→ Task to carry out
Without skipping anything, write out each record below exactly.

→ Given data

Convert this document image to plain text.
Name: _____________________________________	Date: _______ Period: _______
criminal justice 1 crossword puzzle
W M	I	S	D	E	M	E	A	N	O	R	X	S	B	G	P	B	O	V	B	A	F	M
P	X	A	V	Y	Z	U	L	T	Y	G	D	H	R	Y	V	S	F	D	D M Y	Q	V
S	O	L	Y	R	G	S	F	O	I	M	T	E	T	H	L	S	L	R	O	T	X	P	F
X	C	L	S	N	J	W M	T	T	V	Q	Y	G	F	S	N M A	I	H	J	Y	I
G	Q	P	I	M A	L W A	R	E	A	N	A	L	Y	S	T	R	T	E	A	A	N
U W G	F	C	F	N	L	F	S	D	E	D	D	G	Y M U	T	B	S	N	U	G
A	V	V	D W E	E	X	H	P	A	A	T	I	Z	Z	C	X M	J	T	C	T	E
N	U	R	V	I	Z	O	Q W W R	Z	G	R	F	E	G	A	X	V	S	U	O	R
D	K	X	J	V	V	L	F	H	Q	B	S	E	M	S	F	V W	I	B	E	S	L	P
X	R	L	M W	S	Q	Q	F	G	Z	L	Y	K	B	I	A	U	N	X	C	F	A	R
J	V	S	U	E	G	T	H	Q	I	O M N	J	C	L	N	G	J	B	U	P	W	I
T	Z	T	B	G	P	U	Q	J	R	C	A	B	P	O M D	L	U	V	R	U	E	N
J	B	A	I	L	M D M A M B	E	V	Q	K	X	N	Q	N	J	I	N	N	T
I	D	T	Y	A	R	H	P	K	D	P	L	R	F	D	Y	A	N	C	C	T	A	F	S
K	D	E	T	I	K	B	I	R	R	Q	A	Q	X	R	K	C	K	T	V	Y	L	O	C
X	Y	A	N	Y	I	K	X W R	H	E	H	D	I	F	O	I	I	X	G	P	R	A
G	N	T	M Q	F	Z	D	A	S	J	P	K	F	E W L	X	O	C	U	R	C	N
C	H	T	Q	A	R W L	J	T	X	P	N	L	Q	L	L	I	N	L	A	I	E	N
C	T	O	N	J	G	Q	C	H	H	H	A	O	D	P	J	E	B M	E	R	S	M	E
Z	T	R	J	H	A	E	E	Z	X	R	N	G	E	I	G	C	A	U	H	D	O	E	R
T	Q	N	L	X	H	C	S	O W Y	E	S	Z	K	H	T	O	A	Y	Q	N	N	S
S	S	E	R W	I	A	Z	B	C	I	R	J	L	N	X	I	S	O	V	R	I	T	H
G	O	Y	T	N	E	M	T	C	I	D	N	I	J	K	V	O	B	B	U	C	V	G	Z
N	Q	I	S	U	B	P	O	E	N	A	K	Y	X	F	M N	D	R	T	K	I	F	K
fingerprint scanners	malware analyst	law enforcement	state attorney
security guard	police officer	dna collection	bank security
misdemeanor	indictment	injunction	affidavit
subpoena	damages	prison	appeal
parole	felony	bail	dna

→ Complete output
Convert this document image to plain text.
Name: _____________________________________	Date: _______ Period: _______
criminal justice 1 crossword puzzle
W M	I	S	D	E	M	E	A	N	O	R	X	S	B	G	P	B	O	V	B	A	F	M
P	X	A	V	Y	Z	U	L	T	Y	G	D	H	R	Y	V	S	F	D	D M Y	Q	V
S	O	L	Y	R	G	S	F	O	I	M	T	E	T	H	L	S	L	R	O	T	X	P	F
X	C	L	S	N	J	W M	T	T	V	Q	Y	G	F	S	N M A	I	H	J	Y	I
G	Q	P	I	M A	L W A	R	E	A	N	A	L	Y	S	T	R	T	E	A	A	N
U W G	F	C	F	N	L	F	S	D	E	D	D	G	Y M U	T	B	S	N	U	G
A	V	V	D W E	E	X	H	P	A	A	T	I	Z	Z	C	X M	J	T	C	T	E
N	U	R	V	I	Z	O	Q W W R	Z	G	R	F	E	G	A	X	V	S	U	O	R
D	K	X	J	V	V	L	F	H	Q	B	S	E	M	S	F	V W	I	B	E	S	L	P
X	R	L	M W	S	Q	Q	F	G	Z	L	Y	K	B	I	A	U	N	X	C	F	A	R
J	V	S	U	E	G	T	H	Q	I	O M N	J	C	L	N	G	J	B	U	P	W	I
T	Z	T	B	G	P	U	Q	J	R	C	A	B	P	O M D	L	U	V	R	U	E	N
J	B	A	I	L	M D M A M B	E	V	Q	K	X	N	Q	N	J	I	N	N	T
I	D	T	Y	A	R	H	P	K	D	P	L	R	F	D	Y	A	N	C	C	T	A	F	S
K	D	E	T	I	K	B	I	R	R	Q	A	Q	X	R	K	C	K	T	V	Y	L	O	C
X	Y	A	N	Y	I	K	X W R	H	E	H	D	I	F	O	I	I	X	G	P	R	A
G	N	T	M Q	F	Z	D	A	S	J	P	K	F	E W L	X	O	C	U	R	C	N
C	H	T	Q	A	R W L	J	T	X	P	N	L	Q	L	L	I	N	L	A	I	E	N
C	T	O	N	J	G	Q	C	H	H	H	A	O	D	P	J	E	B M	E	R	S	M	E
Z	T	R	J	H	A	E	E	Z	X	R	N	G	E	I	G	C	A	U	H	D	O	E	R
T	Q	N	L	X	H	C	S	O W Y	E	S	Z	K	H	T	O	A	Y	Q	N	N	S
S	S	E	R W	I	A	Z	B	C	I	R	J	L	N	X	I	S	O	V	R	I	T	H
G	O	Y	T	N	E	M	T	C	I	D	N	I	J	K	V	O	B	B	U	C	V	G	Z
N	Q	I	S	U	B	P	O	E	N	A	K	Y	X	F	M N	D	R	T	K	I	F	K
fingerprint scanners	malware analyst	law enforcement	state attorney
security guard	police officer	dna collection	bank security
misdemeanor	indictment	injunction	affidavit
subpoena	damages	prison	appeal
parole	felony	bail	dna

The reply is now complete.